Find the number of lines in these records where the word "JSON" appears. Reply with that number and nothing more.
───── DATASET ENTRIES
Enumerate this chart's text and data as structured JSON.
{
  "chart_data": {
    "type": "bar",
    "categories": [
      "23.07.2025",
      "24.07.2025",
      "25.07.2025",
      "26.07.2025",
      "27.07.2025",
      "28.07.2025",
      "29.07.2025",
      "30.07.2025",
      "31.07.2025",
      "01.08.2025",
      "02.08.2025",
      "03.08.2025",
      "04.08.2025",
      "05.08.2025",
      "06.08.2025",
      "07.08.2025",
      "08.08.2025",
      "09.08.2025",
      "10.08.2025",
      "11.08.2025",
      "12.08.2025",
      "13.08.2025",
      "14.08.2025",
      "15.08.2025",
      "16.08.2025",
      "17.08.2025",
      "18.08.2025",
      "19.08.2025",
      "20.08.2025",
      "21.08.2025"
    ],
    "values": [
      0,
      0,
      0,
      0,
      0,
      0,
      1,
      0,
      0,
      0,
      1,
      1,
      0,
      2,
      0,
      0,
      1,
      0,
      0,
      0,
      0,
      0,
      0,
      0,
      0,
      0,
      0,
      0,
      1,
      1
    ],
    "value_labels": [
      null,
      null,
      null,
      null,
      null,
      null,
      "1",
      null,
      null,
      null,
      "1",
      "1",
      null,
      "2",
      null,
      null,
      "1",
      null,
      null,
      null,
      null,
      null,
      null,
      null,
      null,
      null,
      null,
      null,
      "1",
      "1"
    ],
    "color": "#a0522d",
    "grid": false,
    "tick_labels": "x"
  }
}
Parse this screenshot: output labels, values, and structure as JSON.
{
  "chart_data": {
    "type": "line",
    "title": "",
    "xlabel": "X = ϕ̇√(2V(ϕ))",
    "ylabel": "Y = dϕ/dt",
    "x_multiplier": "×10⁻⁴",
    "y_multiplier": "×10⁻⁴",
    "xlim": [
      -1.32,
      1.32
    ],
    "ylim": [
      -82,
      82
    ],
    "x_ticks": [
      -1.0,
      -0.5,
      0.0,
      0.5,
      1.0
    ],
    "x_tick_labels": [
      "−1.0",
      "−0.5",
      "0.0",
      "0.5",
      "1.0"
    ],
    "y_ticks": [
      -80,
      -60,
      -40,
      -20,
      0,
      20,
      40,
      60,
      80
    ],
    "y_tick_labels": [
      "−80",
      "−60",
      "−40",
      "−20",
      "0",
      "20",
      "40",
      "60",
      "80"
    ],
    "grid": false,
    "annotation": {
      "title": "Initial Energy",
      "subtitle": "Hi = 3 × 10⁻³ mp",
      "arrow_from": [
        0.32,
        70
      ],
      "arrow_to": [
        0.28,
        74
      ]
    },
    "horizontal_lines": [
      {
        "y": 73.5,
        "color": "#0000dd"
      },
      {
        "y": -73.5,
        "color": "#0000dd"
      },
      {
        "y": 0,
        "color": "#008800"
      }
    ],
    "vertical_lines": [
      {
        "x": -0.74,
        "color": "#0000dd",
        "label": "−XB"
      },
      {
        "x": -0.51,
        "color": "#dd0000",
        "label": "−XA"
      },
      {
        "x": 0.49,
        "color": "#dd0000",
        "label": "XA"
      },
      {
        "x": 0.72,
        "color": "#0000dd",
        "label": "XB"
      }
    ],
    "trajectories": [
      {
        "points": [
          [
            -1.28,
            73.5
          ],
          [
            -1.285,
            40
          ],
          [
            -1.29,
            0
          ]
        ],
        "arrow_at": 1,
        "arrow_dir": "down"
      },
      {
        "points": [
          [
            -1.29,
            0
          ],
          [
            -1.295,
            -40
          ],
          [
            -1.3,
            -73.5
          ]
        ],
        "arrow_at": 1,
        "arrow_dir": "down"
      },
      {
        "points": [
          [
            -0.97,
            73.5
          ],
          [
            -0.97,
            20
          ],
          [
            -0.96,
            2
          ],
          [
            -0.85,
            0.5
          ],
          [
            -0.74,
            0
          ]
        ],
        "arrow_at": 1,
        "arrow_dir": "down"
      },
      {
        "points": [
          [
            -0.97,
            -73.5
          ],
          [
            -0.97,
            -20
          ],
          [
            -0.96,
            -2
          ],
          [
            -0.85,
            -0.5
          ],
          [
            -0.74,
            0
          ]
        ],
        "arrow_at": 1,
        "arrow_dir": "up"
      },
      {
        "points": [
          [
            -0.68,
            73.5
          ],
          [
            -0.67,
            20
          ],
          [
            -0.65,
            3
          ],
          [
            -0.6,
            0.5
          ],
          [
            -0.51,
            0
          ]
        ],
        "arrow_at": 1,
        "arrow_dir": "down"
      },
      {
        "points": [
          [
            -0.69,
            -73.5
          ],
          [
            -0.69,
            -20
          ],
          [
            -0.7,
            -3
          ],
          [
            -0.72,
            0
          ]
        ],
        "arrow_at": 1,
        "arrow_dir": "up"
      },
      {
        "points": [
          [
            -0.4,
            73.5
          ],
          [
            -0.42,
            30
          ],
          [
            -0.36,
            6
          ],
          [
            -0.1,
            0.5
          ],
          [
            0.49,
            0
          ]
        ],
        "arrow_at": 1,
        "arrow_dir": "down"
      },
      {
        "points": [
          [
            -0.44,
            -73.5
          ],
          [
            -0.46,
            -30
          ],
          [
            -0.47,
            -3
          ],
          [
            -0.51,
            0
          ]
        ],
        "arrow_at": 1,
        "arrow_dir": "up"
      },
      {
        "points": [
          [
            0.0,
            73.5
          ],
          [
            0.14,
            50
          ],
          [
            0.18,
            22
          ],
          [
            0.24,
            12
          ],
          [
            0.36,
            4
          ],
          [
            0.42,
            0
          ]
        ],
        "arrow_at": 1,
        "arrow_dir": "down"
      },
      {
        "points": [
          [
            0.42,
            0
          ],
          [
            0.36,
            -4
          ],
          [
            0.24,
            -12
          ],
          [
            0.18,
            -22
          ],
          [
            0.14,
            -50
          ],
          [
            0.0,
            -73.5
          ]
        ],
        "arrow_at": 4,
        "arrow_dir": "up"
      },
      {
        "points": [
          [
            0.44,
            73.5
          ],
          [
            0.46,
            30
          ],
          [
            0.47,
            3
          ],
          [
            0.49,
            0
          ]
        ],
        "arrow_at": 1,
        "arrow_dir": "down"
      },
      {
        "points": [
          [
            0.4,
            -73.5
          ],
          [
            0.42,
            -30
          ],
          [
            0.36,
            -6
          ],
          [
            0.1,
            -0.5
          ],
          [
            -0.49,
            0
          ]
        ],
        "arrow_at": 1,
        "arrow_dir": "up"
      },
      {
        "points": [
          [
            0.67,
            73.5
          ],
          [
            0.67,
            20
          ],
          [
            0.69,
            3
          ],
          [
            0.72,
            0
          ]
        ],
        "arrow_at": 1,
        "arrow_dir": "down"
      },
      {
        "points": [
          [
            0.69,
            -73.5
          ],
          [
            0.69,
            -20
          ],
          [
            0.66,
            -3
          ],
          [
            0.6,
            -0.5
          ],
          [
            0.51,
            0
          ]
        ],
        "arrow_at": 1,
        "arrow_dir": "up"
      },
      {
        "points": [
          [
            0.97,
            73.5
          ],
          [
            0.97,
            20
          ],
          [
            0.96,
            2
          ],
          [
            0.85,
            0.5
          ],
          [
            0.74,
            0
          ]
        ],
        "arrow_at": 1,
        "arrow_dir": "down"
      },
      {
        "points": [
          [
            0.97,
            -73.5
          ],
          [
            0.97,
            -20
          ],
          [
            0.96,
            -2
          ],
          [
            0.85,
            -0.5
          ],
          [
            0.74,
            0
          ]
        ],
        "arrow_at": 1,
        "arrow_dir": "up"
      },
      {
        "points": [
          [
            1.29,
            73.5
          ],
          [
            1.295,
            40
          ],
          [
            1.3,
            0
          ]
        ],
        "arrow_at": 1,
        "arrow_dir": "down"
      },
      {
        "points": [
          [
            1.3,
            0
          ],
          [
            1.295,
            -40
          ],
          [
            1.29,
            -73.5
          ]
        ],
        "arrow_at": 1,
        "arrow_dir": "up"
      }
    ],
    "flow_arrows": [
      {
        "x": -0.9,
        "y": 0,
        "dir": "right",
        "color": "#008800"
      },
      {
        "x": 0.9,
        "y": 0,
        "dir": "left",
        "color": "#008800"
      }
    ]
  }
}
──────────
**TASK SOLUTION**
2